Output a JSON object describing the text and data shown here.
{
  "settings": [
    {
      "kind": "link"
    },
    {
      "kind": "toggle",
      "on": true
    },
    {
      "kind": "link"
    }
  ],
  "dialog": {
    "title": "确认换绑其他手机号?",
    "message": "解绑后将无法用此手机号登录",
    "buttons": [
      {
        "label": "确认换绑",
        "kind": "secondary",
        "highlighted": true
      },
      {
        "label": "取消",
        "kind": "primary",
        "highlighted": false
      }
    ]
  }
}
────────
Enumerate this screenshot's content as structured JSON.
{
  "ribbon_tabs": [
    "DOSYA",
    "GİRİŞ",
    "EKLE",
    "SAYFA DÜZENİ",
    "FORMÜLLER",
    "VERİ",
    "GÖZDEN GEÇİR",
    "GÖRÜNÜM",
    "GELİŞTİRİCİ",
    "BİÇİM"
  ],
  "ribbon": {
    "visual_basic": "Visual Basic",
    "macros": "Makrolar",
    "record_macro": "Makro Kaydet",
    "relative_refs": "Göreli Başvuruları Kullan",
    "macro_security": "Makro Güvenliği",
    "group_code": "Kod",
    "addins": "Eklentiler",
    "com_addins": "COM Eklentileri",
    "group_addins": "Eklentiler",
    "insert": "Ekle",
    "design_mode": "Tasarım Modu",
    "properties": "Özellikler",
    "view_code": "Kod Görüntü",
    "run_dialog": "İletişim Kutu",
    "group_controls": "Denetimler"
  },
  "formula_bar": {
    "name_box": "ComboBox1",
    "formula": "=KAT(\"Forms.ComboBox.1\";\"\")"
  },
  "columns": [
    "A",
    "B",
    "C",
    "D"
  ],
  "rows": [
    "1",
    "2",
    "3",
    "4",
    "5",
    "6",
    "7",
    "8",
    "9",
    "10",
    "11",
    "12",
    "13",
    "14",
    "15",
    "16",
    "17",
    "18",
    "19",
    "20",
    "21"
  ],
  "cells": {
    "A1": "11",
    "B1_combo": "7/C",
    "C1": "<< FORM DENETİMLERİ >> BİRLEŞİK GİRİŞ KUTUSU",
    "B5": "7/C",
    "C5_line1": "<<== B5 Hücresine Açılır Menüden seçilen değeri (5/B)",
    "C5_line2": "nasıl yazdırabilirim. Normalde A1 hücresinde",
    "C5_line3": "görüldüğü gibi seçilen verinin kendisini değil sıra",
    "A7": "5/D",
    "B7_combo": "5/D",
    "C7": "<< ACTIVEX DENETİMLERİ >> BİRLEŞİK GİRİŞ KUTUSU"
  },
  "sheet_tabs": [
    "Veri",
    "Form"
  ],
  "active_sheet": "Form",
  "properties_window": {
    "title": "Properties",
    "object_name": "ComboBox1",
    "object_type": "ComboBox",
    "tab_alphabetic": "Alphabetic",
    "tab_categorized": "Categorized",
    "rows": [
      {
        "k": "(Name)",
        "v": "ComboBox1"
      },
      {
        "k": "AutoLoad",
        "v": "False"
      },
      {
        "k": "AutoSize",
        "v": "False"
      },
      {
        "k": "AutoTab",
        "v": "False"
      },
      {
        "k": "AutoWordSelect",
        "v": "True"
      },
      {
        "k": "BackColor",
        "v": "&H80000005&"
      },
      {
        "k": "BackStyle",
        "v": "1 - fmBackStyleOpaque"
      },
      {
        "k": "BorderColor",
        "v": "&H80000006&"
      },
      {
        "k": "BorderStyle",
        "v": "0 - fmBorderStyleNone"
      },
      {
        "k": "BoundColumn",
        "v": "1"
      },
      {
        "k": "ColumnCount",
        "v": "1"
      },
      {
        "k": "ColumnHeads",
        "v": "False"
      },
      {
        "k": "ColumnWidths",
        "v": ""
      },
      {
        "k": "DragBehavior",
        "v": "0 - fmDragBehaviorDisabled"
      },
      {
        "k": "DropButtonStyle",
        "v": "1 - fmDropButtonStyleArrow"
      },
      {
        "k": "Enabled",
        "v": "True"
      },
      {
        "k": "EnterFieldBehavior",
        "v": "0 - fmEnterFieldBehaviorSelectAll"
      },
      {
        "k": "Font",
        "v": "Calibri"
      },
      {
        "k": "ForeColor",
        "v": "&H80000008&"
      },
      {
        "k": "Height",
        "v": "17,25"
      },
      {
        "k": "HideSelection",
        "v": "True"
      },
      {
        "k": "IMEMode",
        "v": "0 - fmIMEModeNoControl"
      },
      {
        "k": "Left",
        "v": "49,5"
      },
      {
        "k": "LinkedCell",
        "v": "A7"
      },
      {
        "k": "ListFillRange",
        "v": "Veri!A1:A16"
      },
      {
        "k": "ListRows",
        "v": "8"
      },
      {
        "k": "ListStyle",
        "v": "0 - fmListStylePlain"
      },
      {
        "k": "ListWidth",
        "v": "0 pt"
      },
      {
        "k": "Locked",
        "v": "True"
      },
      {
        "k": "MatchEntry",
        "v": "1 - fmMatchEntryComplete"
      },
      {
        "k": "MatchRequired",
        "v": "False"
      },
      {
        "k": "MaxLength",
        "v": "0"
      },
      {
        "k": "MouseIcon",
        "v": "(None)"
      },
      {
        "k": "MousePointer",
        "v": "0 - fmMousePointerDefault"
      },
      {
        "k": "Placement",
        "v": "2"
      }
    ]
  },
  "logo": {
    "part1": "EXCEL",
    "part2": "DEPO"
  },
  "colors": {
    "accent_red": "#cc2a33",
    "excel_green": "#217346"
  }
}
────────
• [What you need to do]: Among the lines of the data above, determine how many contain the word "DENETİMLERİ". Report the number alone.

• [Complete output]: 2